Required work: Collect each line containing "only".

[Collected data entries]
------------------------------------------------

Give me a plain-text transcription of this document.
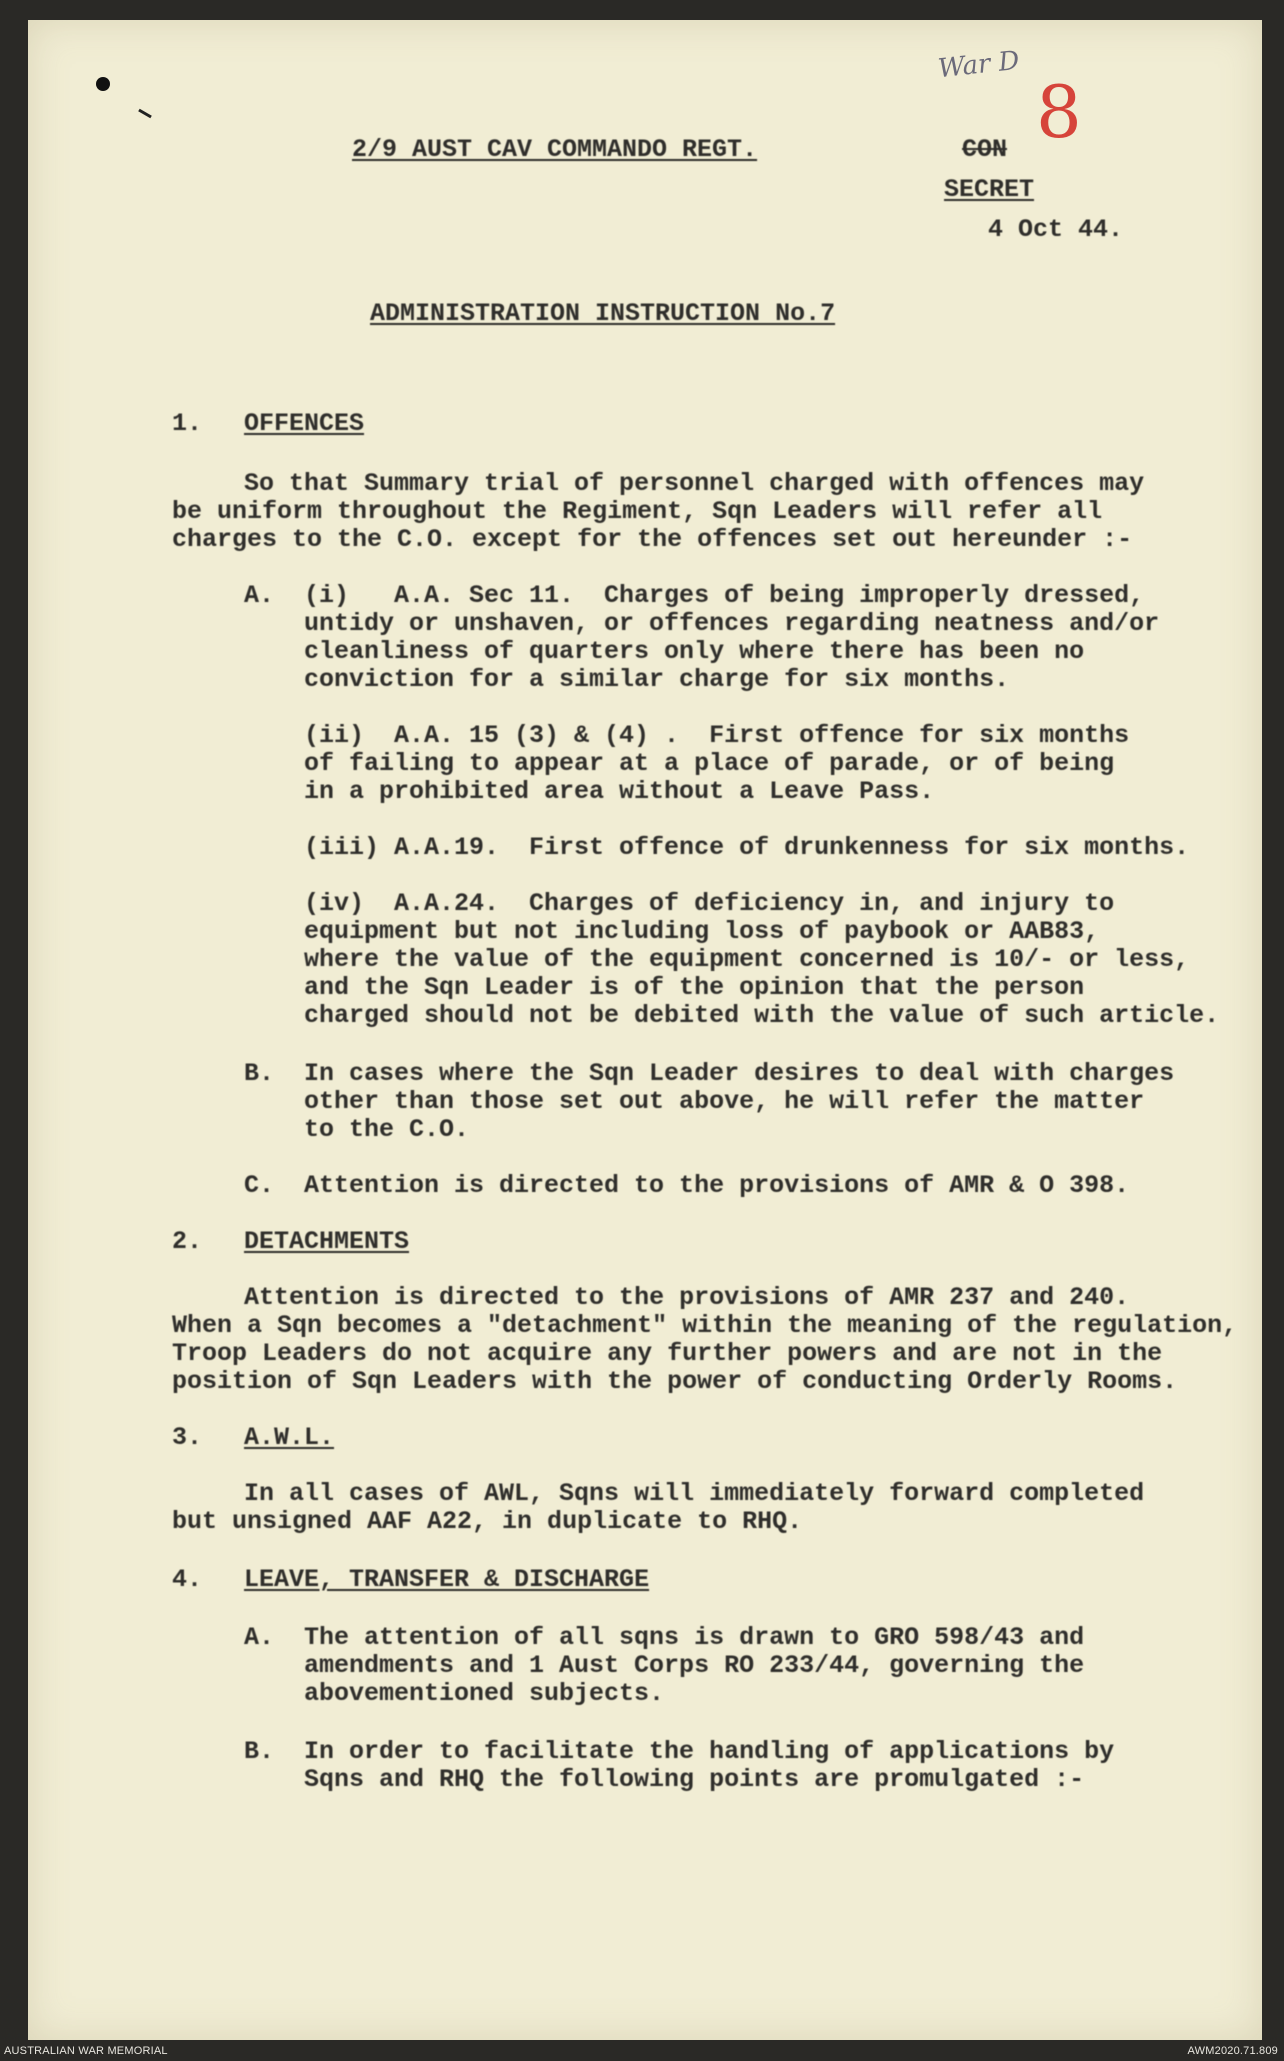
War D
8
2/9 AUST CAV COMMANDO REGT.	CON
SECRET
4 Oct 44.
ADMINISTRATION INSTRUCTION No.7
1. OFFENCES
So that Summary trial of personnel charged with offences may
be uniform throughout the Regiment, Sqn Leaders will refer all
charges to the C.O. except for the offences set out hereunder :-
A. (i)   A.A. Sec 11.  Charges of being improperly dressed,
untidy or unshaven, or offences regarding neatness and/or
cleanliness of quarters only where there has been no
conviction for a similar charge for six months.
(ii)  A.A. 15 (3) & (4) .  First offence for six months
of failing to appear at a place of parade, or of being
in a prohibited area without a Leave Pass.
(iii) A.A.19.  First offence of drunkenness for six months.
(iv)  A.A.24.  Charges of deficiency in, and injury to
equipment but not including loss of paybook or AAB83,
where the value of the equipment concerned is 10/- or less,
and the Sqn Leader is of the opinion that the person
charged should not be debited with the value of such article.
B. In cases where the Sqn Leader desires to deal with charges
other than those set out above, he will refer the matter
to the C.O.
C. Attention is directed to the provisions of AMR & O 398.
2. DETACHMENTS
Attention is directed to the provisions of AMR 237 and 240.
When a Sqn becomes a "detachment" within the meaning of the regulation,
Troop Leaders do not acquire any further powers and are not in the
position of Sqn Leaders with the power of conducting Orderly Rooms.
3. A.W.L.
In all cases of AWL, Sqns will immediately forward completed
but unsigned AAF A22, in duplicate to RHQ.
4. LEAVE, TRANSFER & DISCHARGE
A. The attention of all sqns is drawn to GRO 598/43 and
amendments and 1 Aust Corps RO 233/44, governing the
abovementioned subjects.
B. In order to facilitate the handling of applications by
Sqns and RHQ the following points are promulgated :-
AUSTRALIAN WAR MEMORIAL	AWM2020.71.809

------------------------------------------------

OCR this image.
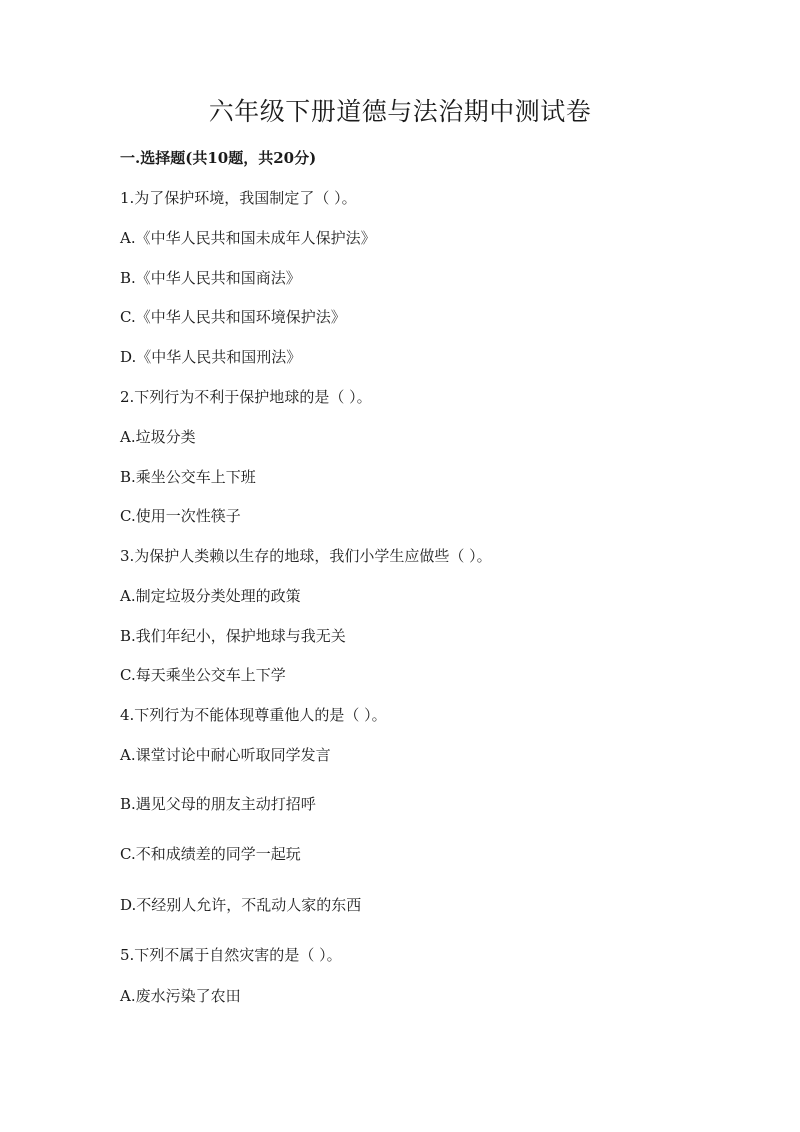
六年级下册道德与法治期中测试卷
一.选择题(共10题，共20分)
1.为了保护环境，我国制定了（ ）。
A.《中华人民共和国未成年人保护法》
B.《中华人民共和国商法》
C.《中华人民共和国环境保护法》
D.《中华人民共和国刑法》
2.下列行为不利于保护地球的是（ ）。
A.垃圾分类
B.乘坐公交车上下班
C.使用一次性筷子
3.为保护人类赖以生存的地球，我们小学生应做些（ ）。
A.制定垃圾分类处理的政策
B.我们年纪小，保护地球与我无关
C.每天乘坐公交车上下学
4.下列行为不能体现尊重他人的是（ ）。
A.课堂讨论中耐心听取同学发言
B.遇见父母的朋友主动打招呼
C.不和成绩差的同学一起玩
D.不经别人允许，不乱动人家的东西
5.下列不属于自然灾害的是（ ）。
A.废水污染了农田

------------------------------------------------

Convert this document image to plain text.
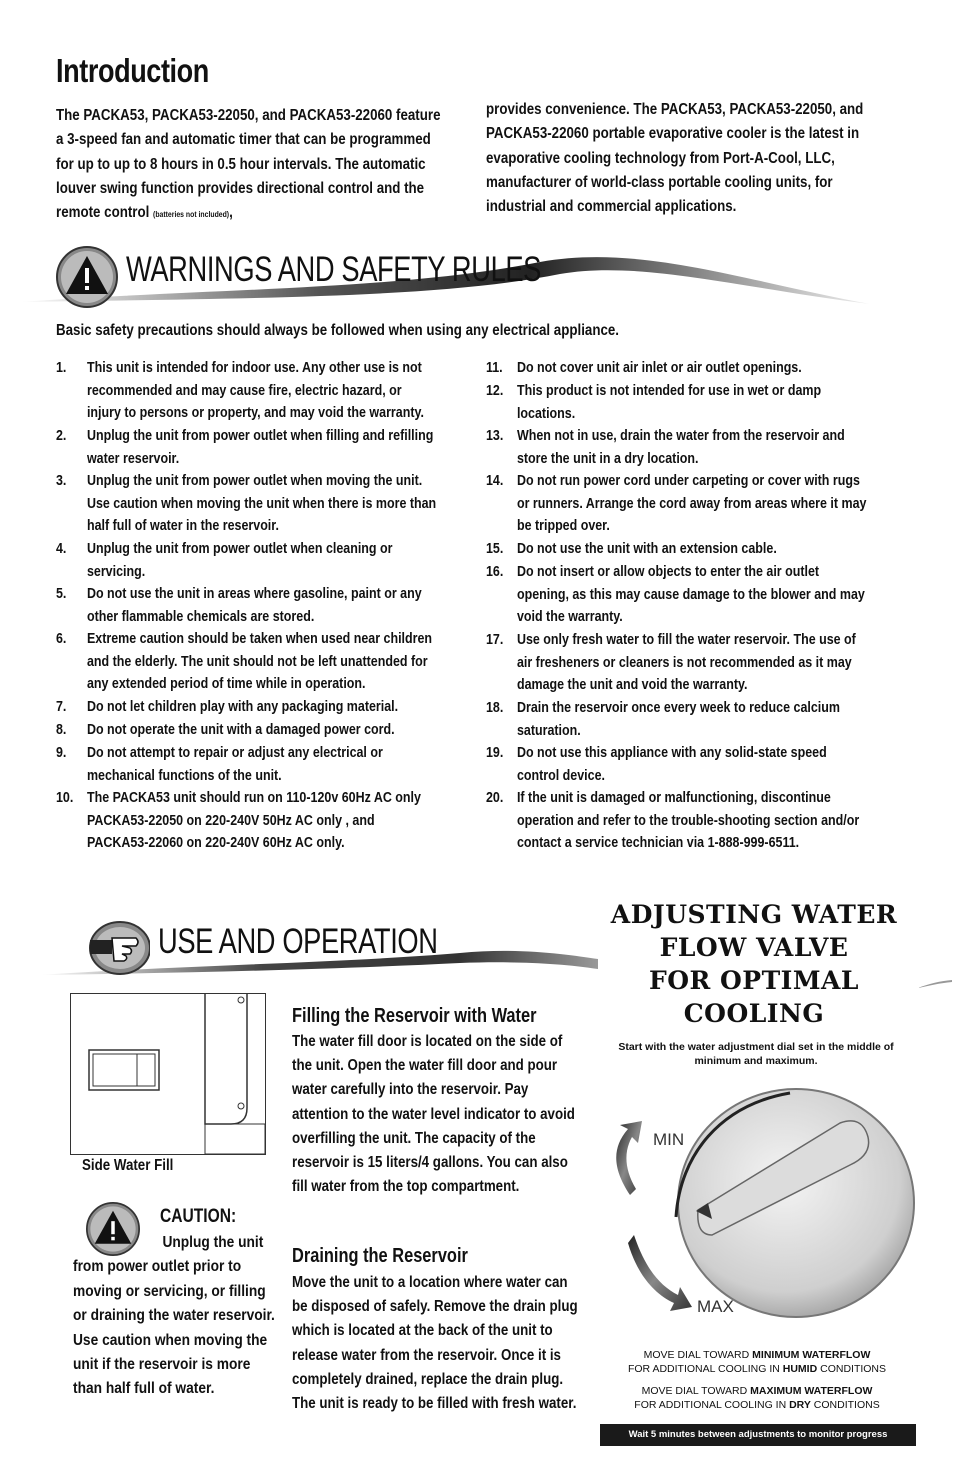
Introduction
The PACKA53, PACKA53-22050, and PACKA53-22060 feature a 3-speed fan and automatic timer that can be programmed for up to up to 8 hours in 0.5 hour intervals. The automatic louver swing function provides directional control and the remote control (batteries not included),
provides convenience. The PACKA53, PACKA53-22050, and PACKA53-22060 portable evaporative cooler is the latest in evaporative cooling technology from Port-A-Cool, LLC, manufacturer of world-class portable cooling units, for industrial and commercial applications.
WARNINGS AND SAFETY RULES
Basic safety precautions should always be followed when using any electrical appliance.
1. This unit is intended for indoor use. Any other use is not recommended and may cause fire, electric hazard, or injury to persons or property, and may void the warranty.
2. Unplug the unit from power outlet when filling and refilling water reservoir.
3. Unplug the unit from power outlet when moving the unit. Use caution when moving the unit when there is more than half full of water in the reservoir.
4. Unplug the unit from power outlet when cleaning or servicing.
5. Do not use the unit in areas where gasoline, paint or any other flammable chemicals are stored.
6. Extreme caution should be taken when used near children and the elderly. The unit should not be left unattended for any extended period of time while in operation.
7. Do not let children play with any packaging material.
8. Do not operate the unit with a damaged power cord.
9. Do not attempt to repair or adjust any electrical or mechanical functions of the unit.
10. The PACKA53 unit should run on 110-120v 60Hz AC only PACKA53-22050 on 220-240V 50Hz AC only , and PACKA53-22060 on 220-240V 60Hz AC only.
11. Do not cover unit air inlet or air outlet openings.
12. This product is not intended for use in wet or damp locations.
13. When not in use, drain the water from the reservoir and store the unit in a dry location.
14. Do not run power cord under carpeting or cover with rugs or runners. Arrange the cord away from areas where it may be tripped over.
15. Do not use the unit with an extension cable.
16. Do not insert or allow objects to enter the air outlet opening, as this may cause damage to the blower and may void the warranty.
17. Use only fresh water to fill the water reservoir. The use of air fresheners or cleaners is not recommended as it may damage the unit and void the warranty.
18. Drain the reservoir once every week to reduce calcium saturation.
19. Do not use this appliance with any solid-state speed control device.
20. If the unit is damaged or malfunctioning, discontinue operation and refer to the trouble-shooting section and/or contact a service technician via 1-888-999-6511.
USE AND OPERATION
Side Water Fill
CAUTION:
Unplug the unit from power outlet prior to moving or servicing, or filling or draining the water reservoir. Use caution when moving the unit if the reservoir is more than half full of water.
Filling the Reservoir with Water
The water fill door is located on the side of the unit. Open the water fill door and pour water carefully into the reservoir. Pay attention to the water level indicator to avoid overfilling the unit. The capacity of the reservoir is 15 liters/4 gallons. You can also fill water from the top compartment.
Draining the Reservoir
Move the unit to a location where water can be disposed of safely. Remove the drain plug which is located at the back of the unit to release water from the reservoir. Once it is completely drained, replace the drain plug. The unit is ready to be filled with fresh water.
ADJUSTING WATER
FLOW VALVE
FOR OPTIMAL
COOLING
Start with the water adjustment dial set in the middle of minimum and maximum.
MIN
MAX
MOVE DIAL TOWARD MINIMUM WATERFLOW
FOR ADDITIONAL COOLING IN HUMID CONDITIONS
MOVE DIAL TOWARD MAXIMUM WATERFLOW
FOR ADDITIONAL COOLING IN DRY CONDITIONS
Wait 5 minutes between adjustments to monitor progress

------------------------------------------------

Answer to this task:
cleanliness of quarters only where there has been no
10. The PACKA53 unit should run on 110-120v 60Hz AC only PACKA53-22050 on 220-240V 50Hz AC only , and PACKA53-22060 on 220-240V 60Hz AC only.
17. Use only fresh water to fill the water reservoir. The use of air fresheners or cleaners is not recommended as it may damage the unit and void the warranty.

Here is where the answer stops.